▽

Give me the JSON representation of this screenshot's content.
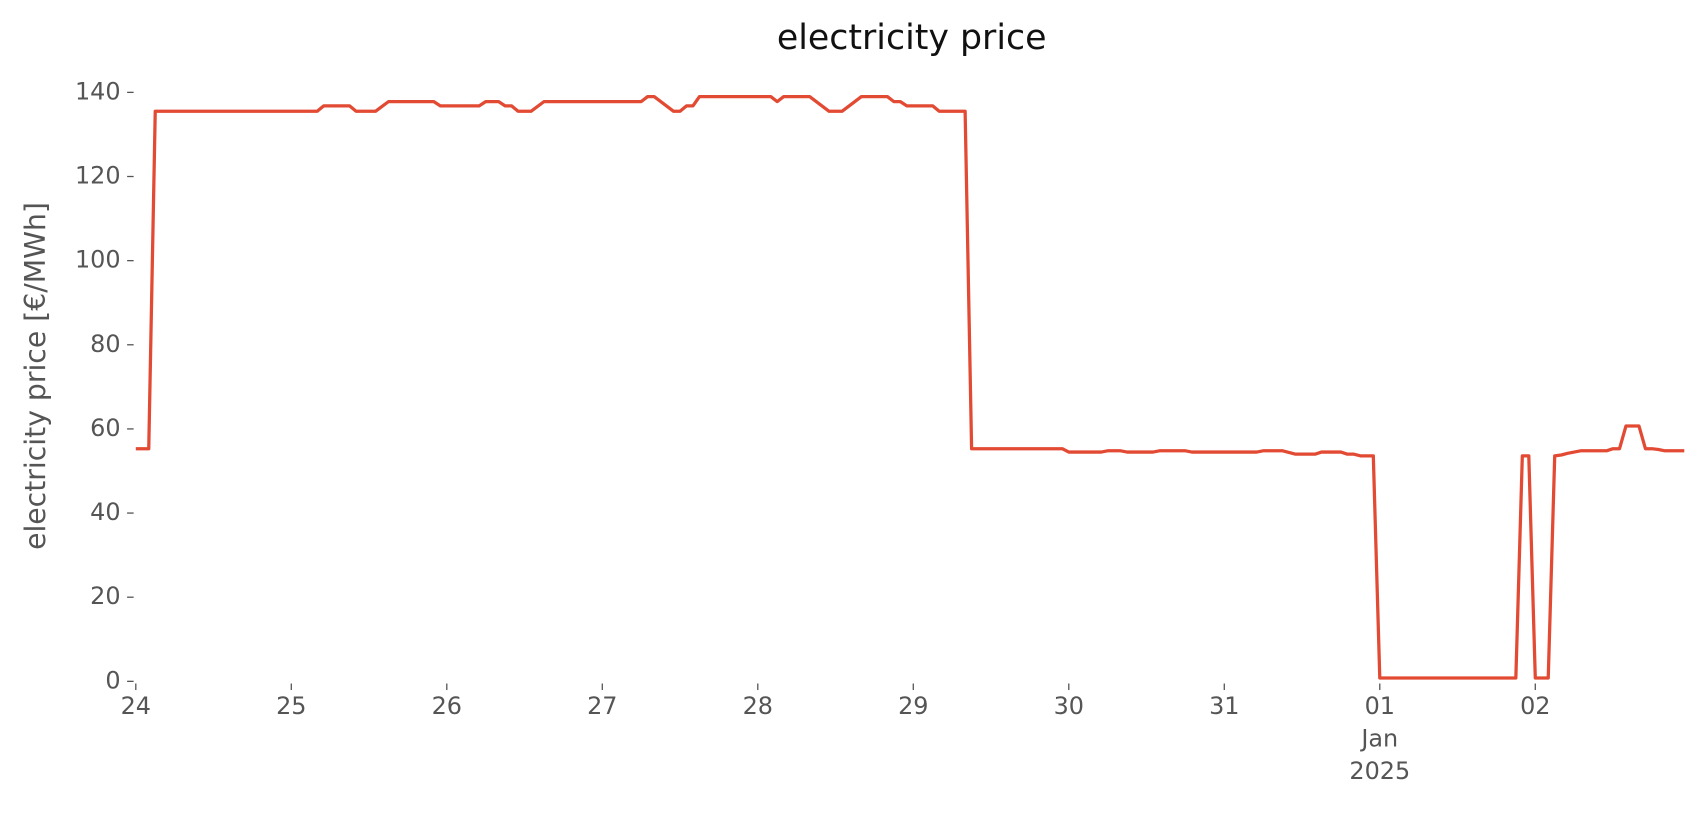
{
  "chart_data": {
    "type": "line",
    "title": "electricity price",
    "y_label": "electricity price [€/MWh]",
    "x": [
      0,
      2,
      3,
      28,
      29,
      33,
      34,
      37,
      39,
      46,
      47,
      53,
      54,
      56,
      57,
      58,
      59,
      61,
      63,
      78,
      79,
      80,
      83,
      84,
      85,
      86,
      87,
      98,
      99,
      100,
      104,
      107,
      109,
      112,
      116,
      117,
      118,
      119,
      123,
      124,
      128,
      129,
      143,
      144,
      149,
      150,
      152,
      153,
      157,
      158,
      162,
      163,
      173,
      174,
      177,
      179,
      182,
      183,
      186,
      187,
      188,
      189,
      191,
      192,
      213,
      214,
      215,
      216,
      218,
      219,
      220,
      221,
      222,
      223,
      227,
      228,
      229,
      230,
      232,
      233,
      234,
      235,
      236,
      239
    ],
    "series": [
      {
        "color": "#e24a33",
        "values": [
          55.3,
          55.3,
          135.5,
          135.5,
          136.8,
          136.8,
          135.5,
          135.5,
          137.8,
          137.8,
          136.8,
          136.8,
          137.8,
          137.8,
          136.8,
          136.8,
          135.5,
          135.5,
          137.8,
          137.8,
          139,
          139,
          135.5,
          135.5,
          136.8,
          136.8,
          139,
          139,
          137.8,
          139,
          139,
          135.5,
          135.5,
          139,
          139,
          137.8,
          137.8,
          136.8,
          136.8,
          135.5,
          135.5,
          55.3,
          55.3,
          54.5,
          54.5,
          54.8,
          54.8,
          54.5,
          54.5,
          54.8,
          54.8,
          54.5,
          54.5,
          54.8,
          54.8,
          54.0,
          54.0,
          54.5,
          54.5,
          54.0,
          54.0,
          53.6,
          53.6,
          0.8,
          0.8,
          53.6,
          53.6,
          0.8,
          0.8,
          53.6,
          53.8,
          54.2,
          54.5,
          54.8,
          54.8,
          55.3,
          55.3,
          60.7,
          60.7,
          55.3,
          55.3,
          55.1,
          54.8,
          54.8
        ]
      }
    ],
    "xlim": [
      0,
      239
    ],
    "xticks": [
      {
        "value": 0,
        "label": "24"
      },
      {
        "value": 24,
        "label": "25"
      },
      {
        "value": 48,
        "label": "26"
      },
      {
        "value": 72,
        "label": "27"
      },
      {
        "value": 96,
        "label": "28"
      },
      {
        "value": 120,
        "label": "29"
      },
      {
        "value": 144,
        "label": "30"
      },
      {
        "value": 168,
        "label": "31"
      },
      {
        "value": 192,
        "label": "01\nJan\n2025"
      },
      {
        "value": 216,
        "label": "02"
      }
    ],
    "ylim": [
      0,
      140
    ],
    "yticks": [
      0,
      20,
      40,
      60,
      80,
      100,
      120,
      140
    ],
    "grid": false
  }
}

△

Given request ->
Output every entry exactly as given; pictures are not part of the copy.

Written response ->
Give me the JSON representation of this screenshot's content.
{
  "chart_data": {
    "type": "line",
    "title": "electricity price",
    "y_label": "electricity price [€/MWh]",
    "x": [
      0,
      2,
      3,
      28,
      29,
      33,
      34,
      37,
      39,
      46,
      47,
      53,
      54,
      56,
      57,
      58,
      59,
      61,
      63,
      78,
      79,
      80,
      83,
      84,
      85,
      86,
      87,
      98,
      99,
      100,
      104,
      107,
      109,
      112,
      116,
      117,
      118,
      119,
      123,
      124,
      128,
      129,
      143,
      144,
      149,
      150,
      152,
      153,
      157,
      158,
      162,
      163,
      173,
      174,
      177,
      179,
      182,
      183,
      186,
      187,
      188,
      189,
      191,
      192,
      213,
      214,
      215,
      216,
      218,
      219,
      220,
      221,
      222,
      223,
      227,
      228,
      229,
      230,
      232,
      233,
      234,
      235,
      236,
      239
    ],
    "series": [
      {
        "color": "#e24a33",
        "values": [
          55.3,
          55.3,
          135.5,
          135.5,
          136.8,
          136.8,
          135.5,
          135.5,
          137.8,
          137.8,
          136.8,
          136.8,
          137.8,
          137.8,
          136.8,
          136.8,
          135.5,
          135.5,
          137.8,
          137.8,
          139,
          139,
          135.5,
          135.5,
          136.8,
          136.8,
          139,
          139,
          137.8,
          139,
          139,
          135.5,
          135.5,
          139,
          139,
          137.8,
          137.8,
          136.8,
          136.8,
          135.5,
          135.5,
          55.3,
          55.3,
          54.5,
          54.5,
          54.8,
          54.8,
          54.5,
          54.5,
          54.8,
          54.8,
          54.5,
          54.5,
          54.8,
          54.8,
          54.0,
          54.0,
          54.5,
          54.5,
          54.0,
          54.0,
          53.6,
          53.6,
          0.8,
          0.8,
          53.6,
          53.6,
          0.8,
          0.8,
          53.6,
          53.8,
          54.2,
          54.5,
          54.8,
          54.8,
          55.3,
          55.3,
          60.7,
          60.7,
          55.3,
          55.3,
          55.1,
          54.8,
          54.8
        ]
      }
    ],
    "xlim": [
      0,
      239
    ],
    "xticks": [
      {
        "value": 0,
        "label": "24"
      },
      {
        "value": 24,
        "label": "25"
      },
      {
        "value": 48,
        "label": "26"
      },
      {
        "value": 72,
        "label": "27"
      },
      {
        "value": 96,
        "label": "28"
      },
      {
        "value": 120,
        "label": "29"
      },
      {
        "value": 144,
        "label": "30"
      },
      {
        "value": 168,
        "label": "31"
      },
      {
        "value": 192,
        "label": "01\nJan\n2025"
      },
      {
        "value": 216,
        "label": "02"
      }
    ],
    "ylim": [
      0,
      140
    ],
    "yticks": [
      0,
      20,
      40,
      60,
      80,
      100,
      120,
      140
    ],
    "grid": false
  }
}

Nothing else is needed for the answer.